** Start **

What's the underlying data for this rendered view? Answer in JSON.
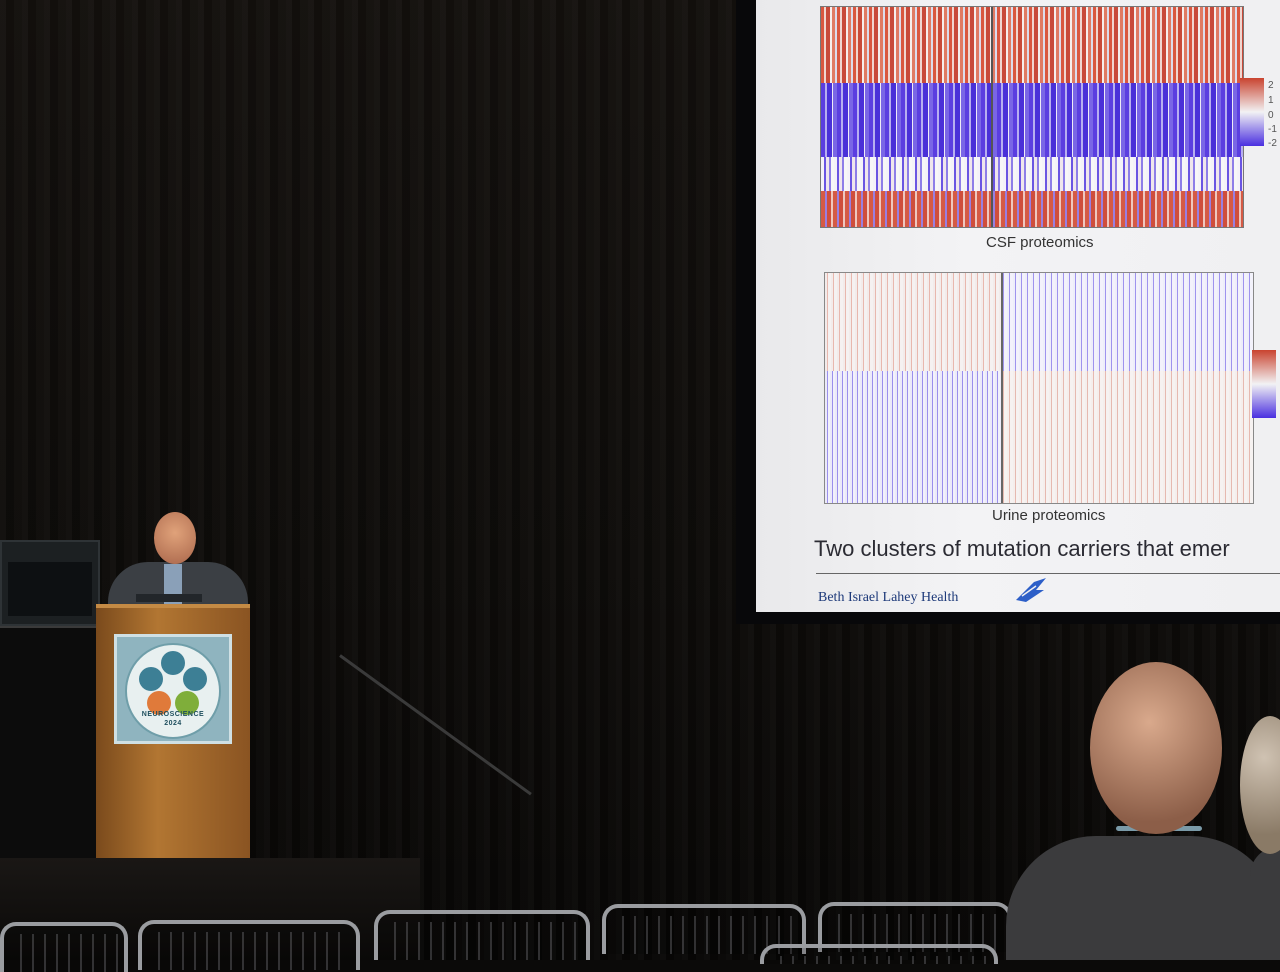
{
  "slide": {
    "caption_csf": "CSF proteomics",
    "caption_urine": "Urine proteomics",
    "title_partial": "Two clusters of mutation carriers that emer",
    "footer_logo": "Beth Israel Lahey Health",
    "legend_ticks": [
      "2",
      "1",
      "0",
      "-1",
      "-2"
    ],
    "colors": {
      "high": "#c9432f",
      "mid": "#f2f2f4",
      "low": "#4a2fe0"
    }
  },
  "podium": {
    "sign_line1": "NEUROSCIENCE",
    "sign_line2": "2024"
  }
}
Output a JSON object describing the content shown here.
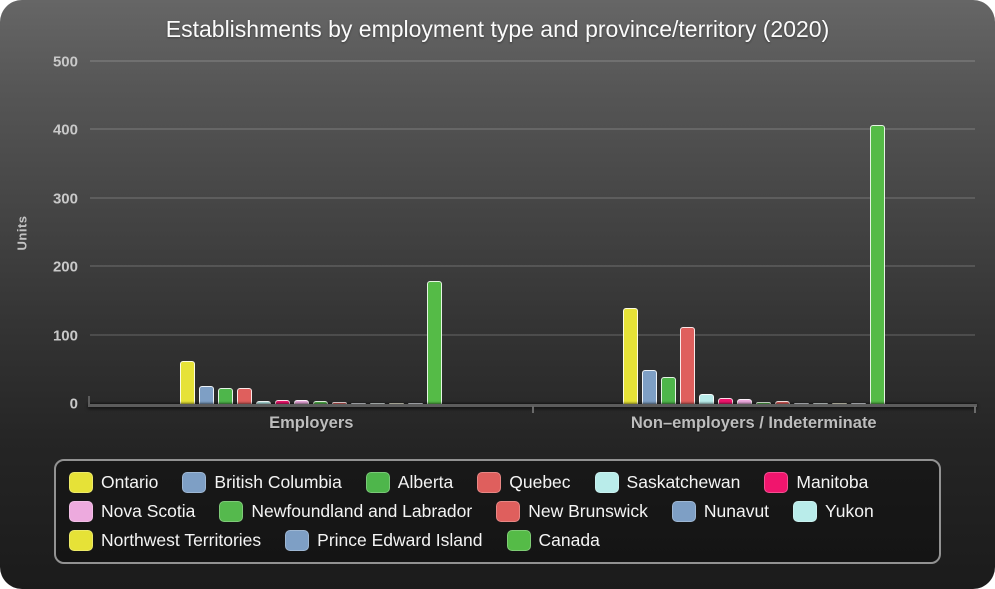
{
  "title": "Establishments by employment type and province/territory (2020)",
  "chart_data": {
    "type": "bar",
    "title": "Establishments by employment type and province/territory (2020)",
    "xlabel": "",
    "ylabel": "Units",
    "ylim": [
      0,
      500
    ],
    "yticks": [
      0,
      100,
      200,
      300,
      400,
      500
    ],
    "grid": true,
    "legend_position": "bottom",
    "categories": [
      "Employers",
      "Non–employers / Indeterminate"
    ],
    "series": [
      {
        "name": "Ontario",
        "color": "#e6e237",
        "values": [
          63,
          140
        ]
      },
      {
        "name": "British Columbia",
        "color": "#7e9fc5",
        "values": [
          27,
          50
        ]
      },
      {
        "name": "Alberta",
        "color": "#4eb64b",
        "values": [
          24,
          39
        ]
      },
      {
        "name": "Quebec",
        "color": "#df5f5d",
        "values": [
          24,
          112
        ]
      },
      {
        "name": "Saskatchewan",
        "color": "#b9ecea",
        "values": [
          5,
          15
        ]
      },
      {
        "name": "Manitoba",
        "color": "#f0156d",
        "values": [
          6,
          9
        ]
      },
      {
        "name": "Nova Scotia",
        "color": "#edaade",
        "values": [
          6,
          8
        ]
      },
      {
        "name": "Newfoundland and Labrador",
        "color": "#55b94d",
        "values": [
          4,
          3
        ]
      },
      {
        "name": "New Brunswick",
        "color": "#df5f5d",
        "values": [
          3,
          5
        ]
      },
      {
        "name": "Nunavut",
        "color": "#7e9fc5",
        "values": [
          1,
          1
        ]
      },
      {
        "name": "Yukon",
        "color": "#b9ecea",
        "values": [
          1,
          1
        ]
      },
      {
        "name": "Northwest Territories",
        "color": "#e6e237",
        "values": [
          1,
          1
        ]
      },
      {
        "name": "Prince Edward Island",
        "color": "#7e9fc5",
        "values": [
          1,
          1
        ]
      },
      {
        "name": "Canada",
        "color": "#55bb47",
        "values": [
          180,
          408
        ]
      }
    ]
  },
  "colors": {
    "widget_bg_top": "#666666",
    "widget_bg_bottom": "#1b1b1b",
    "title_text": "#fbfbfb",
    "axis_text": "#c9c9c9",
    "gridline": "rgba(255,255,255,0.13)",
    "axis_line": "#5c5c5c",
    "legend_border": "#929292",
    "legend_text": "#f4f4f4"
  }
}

** End **

Exercise prompt: Each entry must be retyped word for word, with every image omitted.

Solved exercise:
What's the underlying data for this rendered view? Answer in JSON.
{
  "slide": {
    "caption_csf": "CSF proteomics",
    "caption_urine": "Urine proteomics",
    "title_partial": "Two clusters of mutation carriers that emer",
    "footer_logo": "Beth Israel Lahey Health",
    "legend_ticks": [
      "2",
      "1",
      "0",
      "-1",
      "-2"
    ],
    "colors": {
      "high": "#c9432f",
      "mid": "#f2f2f4",
      "low": "#4a2fe0"
    }
  },
  "podium": {
    "sign_line1": "NEUROSCIENCE",
    "sign_line2": "2024"
  }
}
Output a JSON object describing the content shown here.
{
  "title": "Establishments by employment type and province/territory (2020)",
  "chart_data": {
    "type": "bar",
    "title": "Establishments by employment type and province/territory (2020)",
    "xlabel": "",
    "ylabel": "Units",
    "ylim": [
      0,
      500
    ],
    "yticks": [
      0,
      100,
      200,
      300,
      400,
      500
    ],
    "grid": true,
    "legend_position": "bottom",
    "categories": [
      "Employers",
      "Non–employers / Indeterminate"
    ],
    "series": [
      {
        "name": "Ontario",
        "color": "#e6e237",
        "values": [
          63,
          140
        ]
      },
      {
        "name": "British Columbia",
        "color": "#7e9fc5",
        "values": [
          27,
          50
        ]
      },
      {
        "name": "Alberta",
        "color": "#4eb64b",
        "values": [
          24,
          39
        ]
      },
      {
        "name": "Quebec",
        "color": "#df5f5d",
        "values": [
          24,
          112
        ]
      },
      {
        "name": "Saskatchewan",
        "color": "#b9ecea",
        "values": [
          5,
          15
        ]
      },
      {
        "name": "Manitoba",
        "color": "#f0156d",
        "values": [
          6,
          9
        ]
      },
      {
        "name": "Nova Scotia",
        "color": "#edaade",
        "values": [
          6,
          8
        ]
      },
      {
        "name": "Newfoundland and Labrador",
        "color": "#55b94d",
        "values": [
          4,
          3
        ]
      },
      {
        "name": "New Brunswick",
        "color": "#df5f5d",
        "values": [
          3,
          5
        ]
      },
      {
        "name": "Nunavut",
        "color": "#7e9fc5",
        "values": [
          1,
          1
        ]
      },
      {
        "name": "Yukon",
        "color": "#b9ecea",
        "values": [
          1,
          1
        ]
      },
      {
        "name": "Northwest Territories",
        "color": "#e6e237",
        "values": [
          1,
          1
        ]
      },
      {
        "name": "Prince Edward Island",
        "color": "#7e9fc5",
        "values": [
          1,
          1
        ]
      },
      {
        "name": "Canada",
        "color": "#55bb47",
        "values": [
          180,
          408
        ]
      }
    ]
  },
  "colors": {
    "widget_bg_top": "#666666",
    "widget_bg_bottom": "#1b1b1b",
    "title_text": "#fbfbfb",
    "axis_text": "#c9c9c9",
    "gridline": "rgba(255,255,255,0.13)",
    "axis_line": "#5c5c5c",
    "legend_border": "#929292",
    "legend_text": "#f4f4f4"
  }
}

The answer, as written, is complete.